#### [AIM OF THE EXERCISE]
Count, in the entries, the lines with "this". Answer with the number only.

____ PROVIDED RECORDS

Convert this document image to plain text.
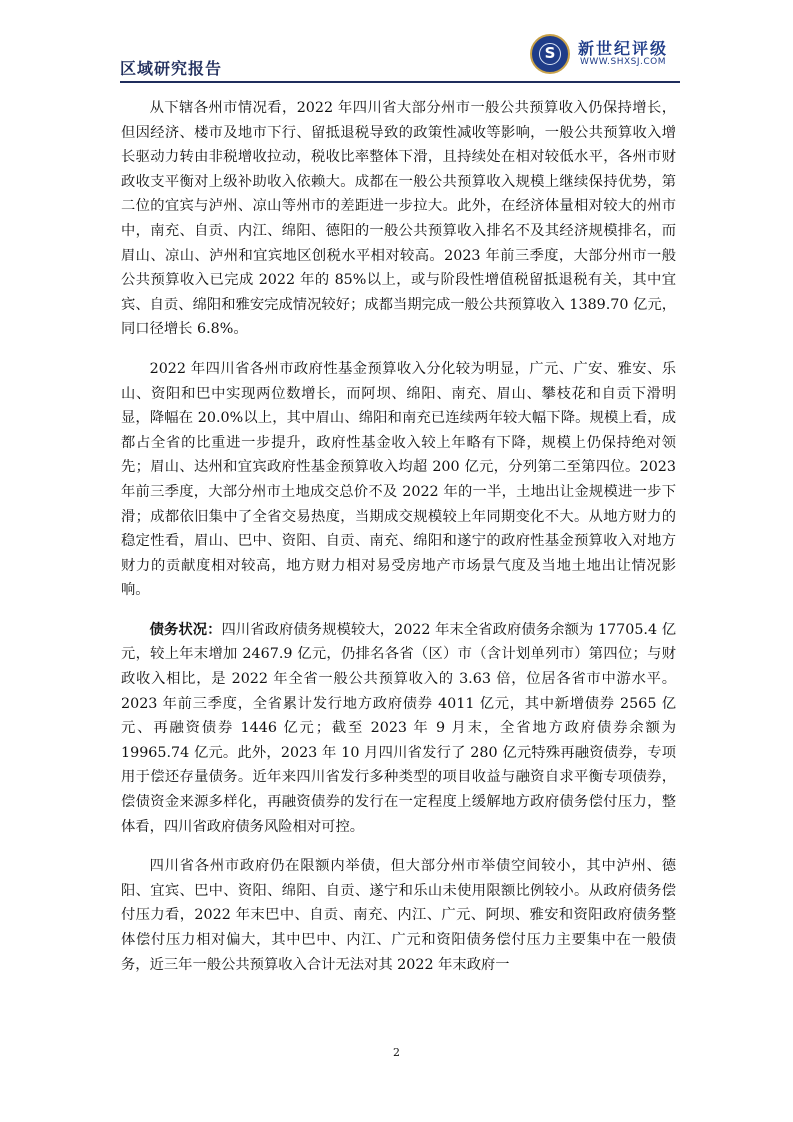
区域研究报告
S	新世纪评级
WWW.SHXSJ.COM

从下辖各州市情况看，2022 年四川省大部分州市一般公共预算收入仍保持增长，但因经济、楼市及地市下行、留抵退税导致的政策性减收等影响，一般公共预算收入增长驱动力转由非税增收拉动，税收比率整体下滑，且持续处在相对较低水平，各州市财政收支平衡对上级补助收入依赖大。成都在一般公共预算收入规模上继续保持优势，第二位的宜宾与泸州、凉山等州市的差距进一步拉大。此外，在经济体量相对较大的州市中，南充、自贡、内江、绵阳、德阳的一般公共预算收入排名不及其经济规模排名，而眉山、凉山、泸州和宜宾地区创税水平相对较高。2023 年前三季度，大部分州市一般公共预算收入已完成 2022 年的 85%以上，或与阶段性增值税留抵退税有关，其中宜宾、自贡、绵阳和雅安完成情况较好；成都当期完成一般公共预算收入 1389.70 亿元，同口径增长 6.8%。

2022 年四川省各州市政府性基金预算收入分化较为明显，广元、广安、雅安、乐山、资阳和巴中实现两位数增长，而阿坝、绵阳、南充、眉山、攀枝花和自贡下滑明显，降幅在 20.0%以上，其中眉山、绵阳和南充已连续两年较大幅下降。规模上看，成都占全省的比重进一步提升，政府性基金收入较上年略有下降，规模上仍保持绝对领先；眉山、达州和宜宾政府性基金预算收入均超 200 亿元，分列第二至第四位。2023 年前三季度，大部分州市土地成交总价不及 2022 年的一半，土地出让金规模进一步下滑；成都依旧集中了全省交易热度，当期成交规模较上年同期变化不大。从地方财力的稳定性看，眉山、巴中、资阳、自贡、南充、绵阳和遂宁的政府性基金预算收入对地方财力的贡献度相对较高，地方财力相对易受房地产市场景气度及当地土地出让情况影响。

债务状况：四川省政府债务规模较大，2022 年末全省政府债务余额为 17705.4 亿元，较上年末增加 2467.9 亿元，仍排名各省（区）市（含计划单列市）第四位；与财政收入相比，是 2022 年全省一般公共预算收入的 3.63 倍，位居各省市中游水平。2023 年前三季度，全省累计发行地方政府债券 4011 亿元，其中新增债券 2565 亿元、再融资债券 1446 亿元；截至 2023 年 9 月末，全省地方政府债券余额为 19965.74 亿元。此外，2023 年 10 月四川省发行了 280 亿元特殊再融资债券，专项用于偿还存量债务。近年来四川省发行多种类型的项目收益与融资自求平衡专项债券，偿债资金来源多样化，再融资债券的发行在一定程度上缓解地方政府债务偿付压力，整体看，四川省政府债务风险相对可控。

四川省各州市政府仍在限额内举债，但大部分州市举债空间较小，其中泸州、德阳、宜宾、巴中、资阳、绵阳、自贡、遂宁和乐山未使用限额比例较小。从政府债务偿付压力看，2022 年末巴中、自贡、南充、内江、广元、阿坝、雅安和资阳政府债务整体偿付压力相对偏大，其中巴中、内江、广元和资阳债务偿付压力主要集中在一般债务，近三年一般公共预算收入合计无法对其 2022 年末政府一

2
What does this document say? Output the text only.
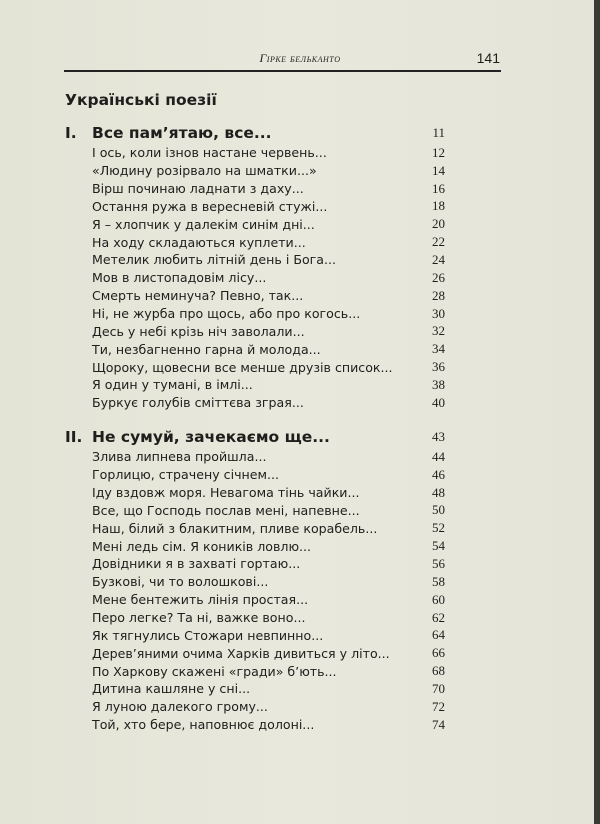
Гірке бельканто	141
Українські поезії
I. Все пам’ятаю, все...	11
І ось, коли ізнов настане червень...	12
«Людину розірвало на шматки...»	14
Вірш починаю ладнати з даху...	16
Остання ружа в вересневій стужі...	18
Я – хлопчик у далекім синім дні...	20
На ходу складаються куплети...	22
Метелик любить літній день і Бога...	24
Мов в листопадовім лісу...	26
Смерть неминуча? Певно, так...	28
Ні, не журба про щось, або про когось...	30
Десь у небі крізь ніч заволали...	32
Ти, незбагненно гарна й молода...	34
Щороку, щовесни все менше друзів список...	36
Я один у тумані, в імлі...	38
Буркує голубів сміттєва зграя...	40
II. Не сумуй, зачекаємо ще...	43
Злива липнева пройшла...	44
Горлицю, страчену січнем...	46
Іду вздовж моря. Невагома тінь чайки...	48
Все, що Господь послав мені, напевне...	50
Наш, білий з блакитним, пливе корабель...	52
Мені ледь сім. Я коників ловлю...	54
Довідники я в захваті гортаю...	56
Бузкові, чи то волошкові...	58
Мене бентежить лінія простая...	60
Перо легке? Та ні, важке воно...	62
Як тягнулись Стожари невпинно...	64
Дерев’яними очима Харків дивиться у літо...	66
По Харкову скажені «гради» б’ють...	68
Дитина кашляне у сні...	70
Я луною далекого грому...	72
Той, хто бере, наповнює долоні...	74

________

#### [ANSWER TO THE TASK]
2